#### WHAT YOU ARE ASKED TO DO
Of the lines in these entries, how many contain the string "text"? Give the number and nothing else.
====
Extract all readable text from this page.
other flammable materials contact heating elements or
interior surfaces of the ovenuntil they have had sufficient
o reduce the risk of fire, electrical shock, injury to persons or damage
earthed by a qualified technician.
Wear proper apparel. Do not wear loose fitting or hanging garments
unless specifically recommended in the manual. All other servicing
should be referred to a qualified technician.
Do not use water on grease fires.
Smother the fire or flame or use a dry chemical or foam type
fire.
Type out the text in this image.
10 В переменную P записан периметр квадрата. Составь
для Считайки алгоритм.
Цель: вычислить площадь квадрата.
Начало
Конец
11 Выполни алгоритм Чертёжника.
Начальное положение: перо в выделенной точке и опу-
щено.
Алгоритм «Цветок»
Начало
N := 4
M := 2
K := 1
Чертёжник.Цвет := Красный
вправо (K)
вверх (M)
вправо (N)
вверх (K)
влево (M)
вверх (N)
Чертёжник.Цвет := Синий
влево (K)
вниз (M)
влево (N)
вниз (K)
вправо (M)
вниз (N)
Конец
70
====
#### SOLUTION TO THIS EXERCISE
2